··· RECORDS FOR THIS EXERCISE
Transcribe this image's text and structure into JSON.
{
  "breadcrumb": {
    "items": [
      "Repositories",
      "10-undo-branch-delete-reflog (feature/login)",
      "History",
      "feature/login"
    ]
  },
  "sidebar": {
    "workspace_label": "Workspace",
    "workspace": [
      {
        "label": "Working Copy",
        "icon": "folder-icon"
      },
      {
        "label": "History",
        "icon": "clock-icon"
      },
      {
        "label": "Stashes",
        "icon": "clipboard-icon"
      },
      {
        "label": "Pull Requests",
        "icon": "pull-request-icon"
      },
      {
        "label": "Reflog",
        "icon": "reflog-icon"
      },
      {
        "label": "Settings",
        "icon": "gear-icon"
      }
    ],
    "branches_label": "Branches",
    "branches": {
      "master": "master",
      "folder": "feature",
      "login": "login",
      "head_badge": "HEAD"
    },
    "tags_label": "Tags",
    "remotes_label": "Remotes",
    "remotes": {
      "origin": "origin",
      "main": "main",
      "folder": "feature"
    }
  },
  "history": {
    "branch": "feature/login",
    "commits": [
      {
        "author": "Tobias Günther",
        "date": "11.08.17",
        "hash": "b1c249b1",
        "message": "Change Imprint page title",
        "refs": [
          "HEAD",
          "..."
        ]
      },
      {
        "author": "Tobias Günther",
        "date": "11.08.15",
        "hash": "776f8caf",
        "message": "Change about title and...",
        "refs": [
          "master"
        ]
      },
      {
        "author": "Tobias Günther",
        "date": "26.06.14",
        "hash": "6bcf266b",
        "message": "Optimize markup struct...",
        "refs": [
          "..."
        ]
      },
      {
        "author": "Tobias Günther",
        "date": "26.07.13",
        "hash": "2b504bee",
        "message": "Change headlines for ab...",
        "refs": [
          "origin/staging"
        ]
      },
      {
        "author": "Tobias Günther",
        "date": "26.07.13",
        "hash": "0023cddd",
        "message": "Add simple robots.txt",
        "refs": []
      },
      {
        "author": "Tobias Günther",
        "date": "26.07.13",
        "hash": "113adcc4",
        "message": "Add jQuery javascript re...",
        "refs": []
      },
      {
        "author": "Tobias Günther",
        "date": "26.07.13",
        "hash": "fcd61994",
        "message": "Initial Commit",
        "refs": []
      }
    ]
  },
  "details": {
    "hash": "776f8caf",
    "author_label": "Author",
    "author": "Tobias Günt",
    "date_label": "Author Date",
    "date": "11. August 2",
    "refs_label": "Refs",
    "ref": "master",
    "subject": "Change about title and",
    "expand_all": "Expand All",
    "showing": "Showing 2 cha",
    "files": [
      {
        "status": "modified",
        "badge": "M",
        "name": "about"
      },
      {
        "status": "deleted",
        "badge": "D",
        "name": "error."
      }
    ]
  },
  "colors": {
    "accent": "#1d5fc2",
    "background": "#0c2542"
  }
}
······
### EXERCISE GOAL
Among the entries above, identify all lines with "Change" and copy them.

### EXERCISE RESULT
        "message": "Change Imprint page title",
        "message": "Change about title and...",
        "message": "Change headlines for ab...",
    "subject": "Change about title and",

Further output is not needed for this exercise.